%%

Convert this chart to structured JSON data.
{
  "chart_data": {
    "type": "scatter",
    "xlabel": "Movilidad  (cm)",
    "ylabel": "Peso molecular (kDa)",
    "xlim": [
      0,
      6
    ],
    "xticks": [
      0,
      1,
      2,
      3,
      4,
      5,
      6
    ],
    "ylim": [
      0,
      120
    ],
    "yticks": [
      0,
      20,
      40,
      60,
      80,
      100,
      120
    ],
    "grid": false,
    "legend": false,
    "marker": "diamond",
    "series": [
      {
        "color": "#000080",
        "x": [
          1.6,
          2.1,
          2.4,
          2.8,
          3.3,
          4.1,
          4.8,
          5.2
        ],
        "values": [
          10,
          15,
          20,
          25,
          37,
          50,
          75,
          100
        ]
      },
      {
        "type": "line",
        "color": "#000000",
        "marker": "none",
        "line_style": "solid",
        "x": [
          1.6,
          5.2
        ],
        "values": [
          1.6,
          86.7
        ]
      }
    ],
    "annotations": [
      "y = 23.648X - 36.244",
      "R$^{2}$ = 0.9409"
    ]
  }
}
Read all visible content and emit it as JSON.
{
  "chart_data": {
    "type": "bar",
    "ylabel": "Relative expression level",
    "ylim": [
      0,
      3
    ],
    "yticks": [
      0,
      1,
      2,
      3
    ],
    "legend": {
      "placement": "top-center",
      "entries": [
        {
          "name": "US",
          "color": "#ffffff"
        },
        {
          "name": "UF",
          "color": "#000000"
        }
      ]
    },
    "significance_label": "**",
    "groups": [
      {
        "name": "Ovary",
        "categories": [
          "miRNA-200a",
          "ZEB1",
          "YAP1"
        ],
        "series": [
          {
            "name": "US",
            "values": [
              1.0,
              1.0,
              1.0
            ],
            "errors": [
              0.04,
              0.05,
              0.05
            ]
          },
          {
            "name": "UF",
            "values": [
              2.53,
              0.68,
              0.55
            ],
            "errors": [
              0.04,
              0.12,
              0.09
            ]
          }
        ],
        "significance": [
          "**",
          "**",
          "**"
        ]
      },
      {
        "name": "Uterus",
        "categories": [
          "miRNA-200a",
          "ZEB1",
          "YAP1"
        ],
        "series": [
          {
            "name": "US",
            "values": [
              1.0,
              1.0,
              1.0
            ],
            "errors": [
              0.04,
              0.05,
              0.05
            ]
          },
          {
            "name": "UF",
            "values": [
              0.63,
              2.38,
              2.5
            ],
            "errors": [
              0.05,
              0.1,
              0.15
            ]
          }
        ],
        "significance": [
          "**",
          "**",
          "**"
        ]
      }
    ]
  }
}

%%

Work to be completed:
Repeat the entries shown above, every one, word for word.

Written solution:
Convert this chart to structured JSON data.
{
  "chart_data": {
    "type": "scatter",
    "xlabel": "Movilidad  (cm)",
    "ylabel": "Peso molecular (kDa)",
    "xlim": [
      0,
      6
    ],
    "xticks": [
      0,
      1,
      2,
      3,
      4,
      5,
      6
    ],
    "ylim": [
      0,
      120
    ],
    "yticks": [
      0,
      20,
      40,
      60,
      80,
      100,
      120
    ],
    "grid": false,
    "legend": false,
    "marker": "diamond",
    "series": [
      {
        "color": "#000080",
        "x": [
          1.6,
          2.1,
          2.4,
          2.8,
          3.3,
          4.1,
          4.8,
          5.2
        ],
        "values": [
          10,
          15,
          20,
          25,
          37,
          50,
          75,
          100
        ]
      },
      {
        "type": "line",
        "color": "#000000",
        "marker": "none",
        "line_style": "solid",
        "x": [
          1.6,
          5.2
        ],
        "values": [
          1.6,
          86.7
        ]
      }
    ],
    "annotations": [
      "y = 23.648X - 36.244",
      "R$^{2}$ = 0.9409"
    ]
  }
}
Read all visible content and emit it as JSON.
{
  "chart_data": {
    "type": "bar",
    "ylabel": "Relative expression level",
    "ylim": [
      0,
      3
    ],
    "yticks": [
      0,
      1,
      2,
      3
    ],
    "legend": {
      "placement": "top-center",
      "entries": [
        {
          "name": "US",
          "color": "#ffffff"
        },
        {
          "name": "UF",
          "color": "#000000"
        }
      ]
    },
    "significance_label": "**",
    "groups": [
      {
        "name": "Ovary",
        "categories": [
          "miRNA-200a",
          "ZEB1",
          "YAP1"
        ],
        "series": [
          {
            "name": "US",
            "values": [
              1.0,
              1.0,
              1.0
            ],
            "errors": [
              0.04,
              0.05,
              0.05
            ]
          },
          {
            "name": "UF",
            "values": [
              2.53,
              0.68,
              0.55
            ],
            "errors": [
              0.04,
              0.12,
              0.09
            ]
          }
        ],
        "significance": [
          "**",
          "**",
          "**"
        ]
      },
      {
        "name": "Uterus",
        "categories": [
          "miRNA-200a",
          "ZEB1",
          "YAP1"
        ],
        "series": [
          {
            "name": "US",
            "values": [
              1.0,
              1.0,
              1.0
            ],
            "errors": [
              0.04,
              0.05,
              0.05
            ]
          },
          {
            "name": "UF",
            "values": [
              0.63,
              2.38,
              2.5
            ],
            "errors": [
              0.05,
              0.1,
              0.15
            ]
          }
        ],
        "significance": [
          "**",
          "**",
          "**"
        ]
      }
    ]
  }
}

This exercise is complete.